→ **Exercise instructions**
Every record should be written out exactly, please.

→ **Given data**
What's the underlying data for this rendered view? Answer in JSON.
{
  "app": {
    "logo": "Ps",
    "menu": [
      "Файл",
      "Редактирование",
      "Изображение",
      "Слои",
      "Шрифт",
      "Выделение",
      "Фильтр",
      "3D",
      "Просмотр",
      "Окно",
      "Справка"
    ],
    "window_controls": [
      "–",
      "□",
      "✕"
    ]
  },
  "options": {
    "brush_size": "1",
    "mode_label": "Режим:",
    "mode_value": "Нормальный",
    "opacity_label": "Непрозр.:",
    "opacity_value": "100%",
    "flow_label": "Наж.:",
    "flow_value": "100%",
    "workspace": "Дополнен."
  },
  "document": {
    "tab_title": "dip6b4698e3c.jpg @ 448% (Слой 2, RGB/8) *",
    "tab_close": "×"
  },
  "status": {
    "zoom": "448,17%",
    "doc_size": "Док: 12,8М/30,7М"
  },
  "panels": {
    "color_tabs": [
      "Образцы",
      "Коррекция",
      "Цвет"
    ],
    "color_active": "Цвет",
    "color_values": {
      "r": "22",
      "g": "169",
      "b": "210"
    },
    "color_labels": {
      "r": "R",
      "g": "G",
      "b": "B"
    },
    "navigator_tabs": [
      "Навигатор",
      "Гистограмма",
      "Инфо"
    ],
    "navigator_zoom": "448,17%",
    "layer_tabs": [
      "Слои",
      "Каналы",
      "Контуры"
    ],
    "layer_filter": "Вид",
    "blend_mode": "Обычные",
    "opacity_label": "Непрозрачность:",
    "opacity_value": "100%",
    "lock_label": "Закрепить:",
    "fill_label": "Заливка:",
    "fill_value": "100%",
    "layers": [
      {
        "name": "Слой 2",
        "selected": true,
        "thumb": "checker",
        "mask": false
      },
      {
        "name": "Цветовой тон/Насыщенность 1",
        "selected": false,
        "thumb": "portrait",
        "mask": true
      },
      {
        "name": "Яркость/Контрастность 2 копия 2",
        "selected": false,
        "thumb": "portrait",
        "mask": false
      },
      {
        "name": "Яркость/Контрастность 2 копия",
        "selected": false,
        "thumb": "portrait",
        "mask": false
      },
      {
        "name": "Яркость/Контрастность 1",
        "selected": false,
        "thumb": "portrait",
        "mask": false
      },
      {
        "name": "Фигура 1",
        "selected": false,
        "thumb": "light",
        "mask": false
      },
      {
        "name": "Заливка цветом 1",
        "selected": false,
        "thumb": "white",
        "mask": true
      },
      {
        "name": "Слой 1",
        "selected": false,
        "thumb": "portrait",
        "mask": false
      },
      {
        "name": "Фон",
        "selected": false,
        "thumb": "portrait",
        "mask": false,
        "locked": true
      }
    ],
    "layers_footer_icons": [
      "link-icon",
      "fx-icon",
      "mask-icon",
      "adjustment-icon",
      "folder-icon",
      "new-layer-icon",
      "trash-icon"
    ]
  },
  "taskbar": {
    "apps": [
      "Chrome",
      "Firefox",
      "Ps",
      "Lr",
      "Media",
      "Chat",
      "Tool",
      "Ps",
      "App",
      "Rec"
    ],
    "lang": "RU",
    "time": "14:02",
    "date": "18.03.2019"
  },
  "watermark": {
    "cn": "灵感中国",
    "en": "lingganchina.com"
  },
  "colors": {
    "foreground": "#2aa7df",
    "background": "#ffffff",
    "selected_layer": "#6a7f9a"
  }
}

→ **Complete response**
What's the underlying data for this rendered view? Answer in JSON.
{
  "app": {
    "logo": "Ps",
    "menu": [
      "Файл",
      "Редактирование",
      "Изображение",
      "Слои",
      "Шрифт",
      "Выделение",
      "Фильтр",
      "3D",
      "Просмотр",
      "Окно",
      "Справка"
    ],
    "window_controls": [
      "–",
      "□",
      "✕"
    ]
  },
  "options": {
    "brush_size": "1",
    "mode_label": "Режим:",
    "mode_value": "Нормальный",
    "opacity_label": "Непрозр.:",
    "opacity_value": "100%",
    "flow_label": "Наж.:",
    "flow_value": "100%",
    "workspace": "Дополнен."
  },
  "document": {
    "tab_title": "dip6b4698e3c.jpg @ 448% (Слой 2, RGB/8) *",
    "tab_close": "×"
  },
  "status": {
    "zoom": "448,17%",
    "doc_size": "Док: 12,8М/30,7М"
  },
  "panels": {
    "color_tabs": [
      "Образцы",
      "Коррекция",
      "Цвет"
    ],
    "color_active": "Цвет",
    "color_values": {
      "r": "22",
      "g": "169",
      "b": "210"
    },
    "color_labels": {
      "r": "R",
      "g": "G",
      "b": "B"
    },
    "navigator_tabs": [
      "Навигатор",
      "Гистограмма",
      "Инфо"
    ],
    "navigator_zoom": "448,17%",
    "layer_tabs": [
      "Слои",
      "Каналы",
      "Контуры"
    ],
    "layer_filter": "Вид",
    "blend_mode": "Обычные",
    "opacity_label": "Непрозрачность:",
    "opacity_value": "100%",
    "lock_label": "Закрепить:",
    "fill_label": "Заливка:",
    "fill_value": "100%",
    "layers": [
      {
        "name": "Слой 2",
        "selected": true,
        "thumb": "checker",
        "mask": false
      },
      {
        "name": "Цветовой тон/Насыщенность 1",
        "selected": false,
        "thumb": "portrait",
        "mask": true
      },
      {
        "name": "Яркость/Контрастность 2 копия 2",
        "selected": false,
        "thumb": "portrait",
        "mask": false
      },
      {
        "name": "Яркость/Контрастность 2 копия",
        "selected": false,
        "thumb": "portrait",
        "mask": false
      },
      {
        "name": "Яркость/Контрастность 1",
        "selected": false,
        "thumb": "portrait",
        "mask": false
      },
      {
        "name": "Фигура 1",
        "selected": false,
        "thumb": "light",
        "mask": false
      },
      {
        "name": "Заливка цветом 1",
        "selected": false,
        "thumb": "white",
        "mask": true
      },
      {
        "name": "Слой 1",
        "selected": false,
        "thumb": "portrait",
        "mask": false
      },
      {
        "name": "Фон",
        "selected": false,
        "thumb": "portrait",
        "mask": false,
        "locked": true
      }
    ],
    "layers_footer_icons": [
      "link-icon",
      "fx-icon",
      "mask-icon",
      "adjustment-icon",
      "folder-icon",
      "new-layer-icon",
      "trash-icon"
    ]
  },
  "taskbar": {
    "apps": [
      "Chrome",
      "Firefox",
      "Ps",
      "Lr",
      "Media",
      "Chat",
      "Tool",
      "Ps",
      "App",
      "Rec"
    ],
    "lang": "RU",
    "time": "14:02",
    "date": "18.03.2019"
  },
  "watermark": {
    "cn": "灵感中国",
    "en": "lingganchina.com"
  },
  "colors": {
    "foreground": "#2aa7df",
    "background": "#ffffff",
    "selected_layer": "#6a7f9a"
  }
}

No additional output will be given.